Dataset items:
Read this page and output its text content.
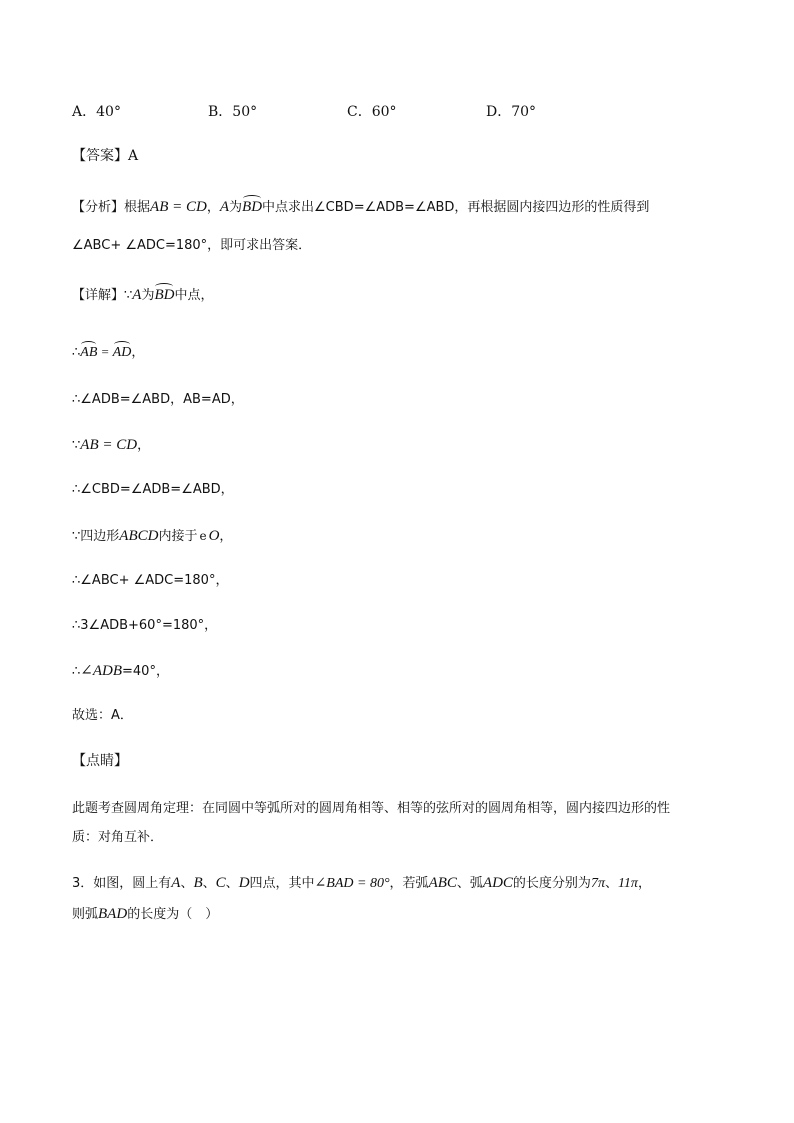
A．40°	B．50°	C．60°	D．70°
【答案】A
【分析】根据AB = CD，A为BD中点求出∠CBD=∠ADB=∠ABD，再根据圆内接四边形的性质得到
∠ABC+ ∠ADC=180°，即可求出答案．
【详解】∵A为BD中点，
∴AB = AD，
∴∠ADB=∠ABD，AB=AD，
∵AB = CD，
∴∠CBD=∠ADB=∠ABD，
∵四边形ABCD内接于 e O，
∴∠ABC+ ∠ADC=180°，
∴3∠ADB+60°=180°，
∴∠ADB=40°，
故选：A．
【点睛】
此题考查圆周角定理：在同圆中等弧所对的圆周角相等、相等的弦所对的圆周角相等，圆内接四边形的性
质：对角互补．
3．如图，圆上有A、B、C、D四点，其中∠BAD = 80°，若弧ABC、弧ADC的长度分别为7π、11π，
则弧BAD的长度为（　）
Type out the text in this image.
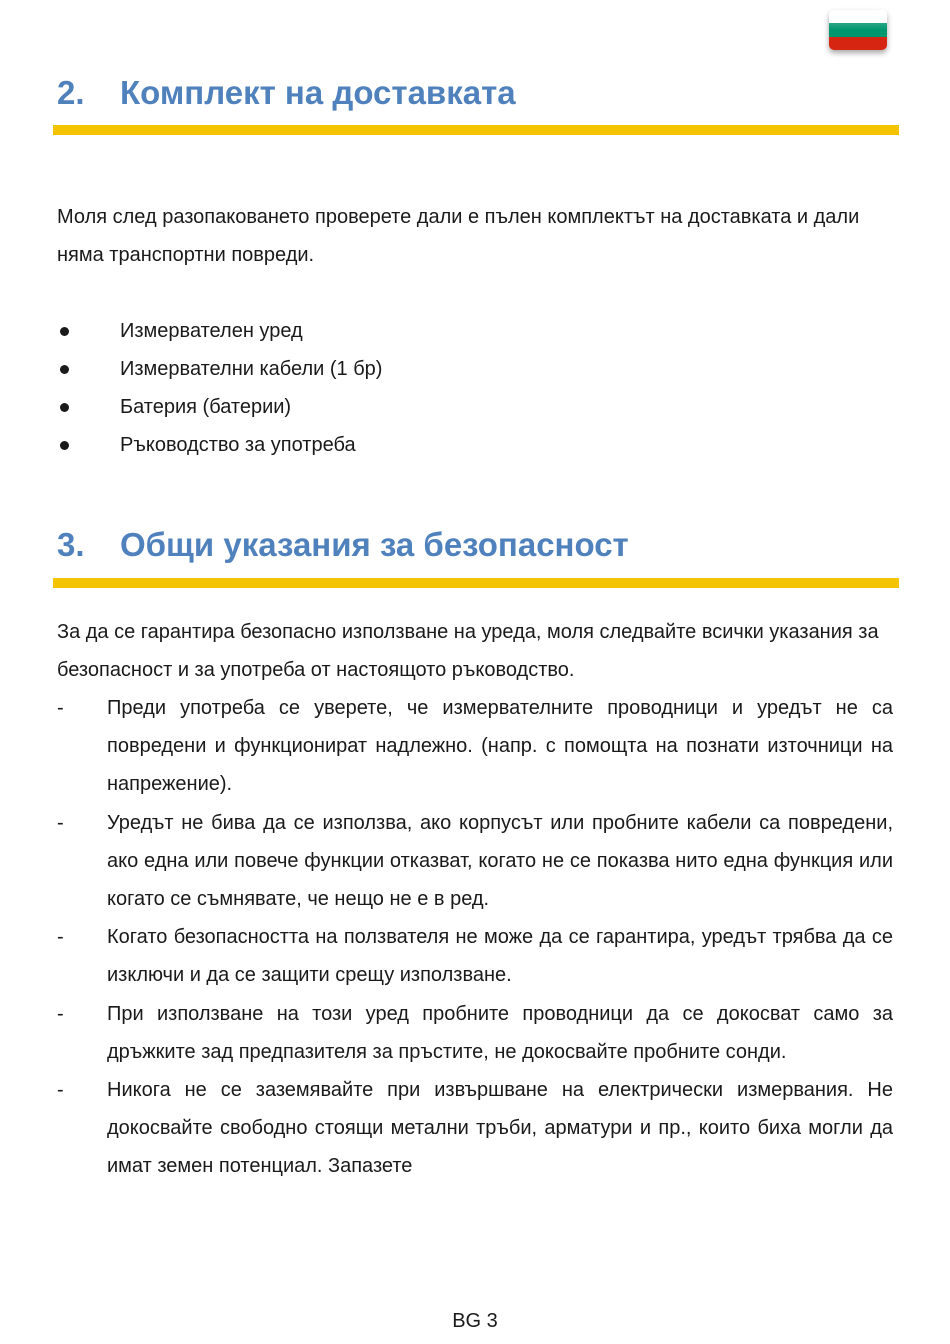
2. Комплект на доставката

Моля след разопаковането проверете дали е пълен комплектът на доставката и дали няма транспортни повреди.

Измервателен уред
Измервателни кабели (1 бр)
Батерия (батерии)
Ръководство за употреба
3. Общи указания за безопасност

За да се гарантира безопасно използване на уреда, моля следвайте всички указания за безопасност и за употреба от настоящото ръководство.

- Преди употреба се уверете, че измервателните проводници и уредът не са повредени и функционират надлежно. (напр. с помощта на познати източници на напрежение).
- Уредът не бива да се използва, ако корпусът или пробните кабели са повредени, ако една или повече функции отказват, когато не се показва нито една функция или когато се съмнявате, че нещо не е в ред.
- Когато безопасността на ползвателя не може да се гарантира, уредът трябва да се изключи и да се защити срещу използване.
- При използване на този уред пробните проводници да се докосват само за дръжките зад предпазителя за пръстите, не докосвайте пробните сонди.
- Никога не се заземявайте при извършване на електрически измервания. Не докосвайте свободно стоящи метални тръби, арматури и пр., които биха могли да имат земен потенциал. Запазете
BG 3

**Exercise objective:** Scan the lines for the string "пробните". Pick out every line that has it.

**Reply to the exercise:**
- Уредът не бива да се използва, ако корпусът или пробните кабели са повредени, ако една или повече функции отказват, когато не се показва нито една функция или когато се съмнявате, че нещо не е в ред.
- При използване на този уред пробните проводници да се докосват само за дръжките зад предпазителя за пръстите, не докосвайте пробните сонди.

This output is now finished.